INPUT MATERIAL:
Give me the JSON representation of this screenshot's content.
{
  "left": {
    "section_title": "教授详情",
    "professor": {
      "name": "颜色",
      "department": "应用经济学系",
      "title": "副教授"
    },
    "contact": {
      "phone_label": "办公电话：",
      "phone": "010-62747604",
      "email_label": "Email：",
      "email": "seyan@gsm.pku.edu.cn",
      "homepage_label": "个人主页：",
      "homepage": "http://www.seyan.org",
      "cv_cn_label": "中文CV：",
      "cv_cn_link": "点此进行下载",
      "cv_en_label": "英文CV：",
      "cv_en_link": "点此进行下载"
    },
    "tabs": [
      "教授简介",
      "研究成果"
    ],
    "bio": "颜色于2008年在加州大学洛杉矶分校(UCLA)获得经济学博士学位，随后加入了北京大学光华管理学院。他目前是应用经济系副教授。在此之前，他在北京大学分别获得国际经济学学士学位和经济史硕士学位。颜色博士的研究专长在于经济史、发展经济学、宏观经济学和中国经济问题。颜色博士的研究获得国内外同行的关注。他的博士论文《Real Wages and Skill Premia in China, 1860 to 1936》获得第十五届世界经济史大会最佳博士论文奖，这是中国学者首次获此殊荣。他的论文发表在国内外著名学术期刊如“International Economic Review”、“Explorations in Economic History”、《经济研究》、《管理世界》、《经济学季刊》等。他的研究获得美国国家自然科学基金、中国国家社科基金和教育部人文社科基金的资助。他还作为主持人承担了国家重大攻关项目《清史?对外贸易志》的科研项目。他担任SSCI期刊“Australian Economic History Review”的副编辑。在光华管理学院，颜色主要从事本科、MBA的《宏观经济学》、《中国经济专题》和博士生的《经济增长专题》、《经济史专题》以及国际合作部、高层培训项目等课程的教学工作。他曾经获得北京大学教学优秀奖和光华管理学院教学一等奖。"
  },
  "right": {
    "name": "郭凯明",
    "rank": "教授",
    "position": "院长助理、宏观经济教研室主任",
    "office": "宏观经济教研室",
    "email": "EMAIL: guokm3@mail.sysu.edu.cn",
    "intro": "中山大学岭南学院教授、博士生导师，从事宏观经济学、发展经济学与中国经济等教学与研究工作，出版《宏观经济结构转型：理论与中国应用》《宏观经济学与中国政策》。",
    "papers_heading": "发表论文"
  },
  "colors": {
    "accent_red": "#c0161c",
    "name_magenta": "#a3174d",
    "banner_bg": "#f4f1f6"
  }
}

OBJECTIVE:
Copy out the whole listing exactly; please set it all down.

EXERCISE ANSWER:
Give me the JSON representation of this screenshot's content.
{
  "left": {
    "section_title": "教授详情",
    "professor": {
      "name": "颜色",
      "department": "应用经济学系",
      "title": "副教授"
    },
    "contact": {
      "phone_label": "办公电话：",
      "phone": "010-62747604",
      "email_label": "Email：",
      "email": "seyan@gsm.pku.edu.cn",
      "homepage_label": "个人主页：",
      "homepage": "http://www.seyan.org",
      "cv_cn_label": "中文CV：",
      "cv_cn_link": "点此进行下载",
      "cv_en_label": "英文CV：",
      "cv_en_link": "点此进行下载"
    },
    "tabs": [
      "教授简介",
      "研究成果"
    ],
    "bio": "颜色于2008年在加州大学洛杉矶分校(UCLA)获得经济学博士学位，随后加入了北京大学光华管理学院。他目前是应用经济系副教授。在此之前，他在北京大学分别获得国际经济学学士学位和经济史硕士学位。颜色博士的研究专长在于经济史、发展经济学、宏观经济学和中国经济问题。颜色博士的研究获得国内外同行的关注。他的博士论文《Real Wages and Skill Premia in China, 1860 to 1936》获得第十五届世界经济史大会最佳博士论文奖，这是中国学者首次获此殊荣。他的论文发表在国内外著名学术期刊如“International Economic Review”、“Explorations in Economic History”、《经济研究》、《管理世界》、《经济学季刊》等。他的研究获得美国国家自然科学基金、中国国家社科基金和教育部人文社科基金的资助。他还作为主持人承担了国家重大攻关项目《清史?对外贸易志》的科研项目。他担任SSCI期刊“Australian Economic History Review”的副编辑。在光华管理学院，颜色主要从事本科、MBA的《宏观经济学》、《中国经济专题》和博士生的《经济增长专题》、《经济史专题》以及国际合作部、高层培训项目等课程的教学工作。他曾经获得北京大学教学优秀奖和光华管理学院教学一等奖。"
  },
  "right": {
    "name": "郭凯明",
    "rank": "教授",
    "position": "院长助理、宏观经济教研室主任",
    "office": "宏观经济教研室",
    "email": "EMAIL: guokm3@mail.sysu.edu.cn",
    "intro": "中山大学岭南学院教授、博士生导师，从事宏观经济学、发展经济学与中国经济等教学与研究工作，出版《宏观经济结构转型：理论与中国应用》《宏观经济学与中国政策》。",
    "papers_heading": "发表论文"
  },
  "colors": {
    "accent_red": "#c0161c",
    "name_magenta": "#a3174d",
    "banner_bg": "#f4f1f6"
  }
}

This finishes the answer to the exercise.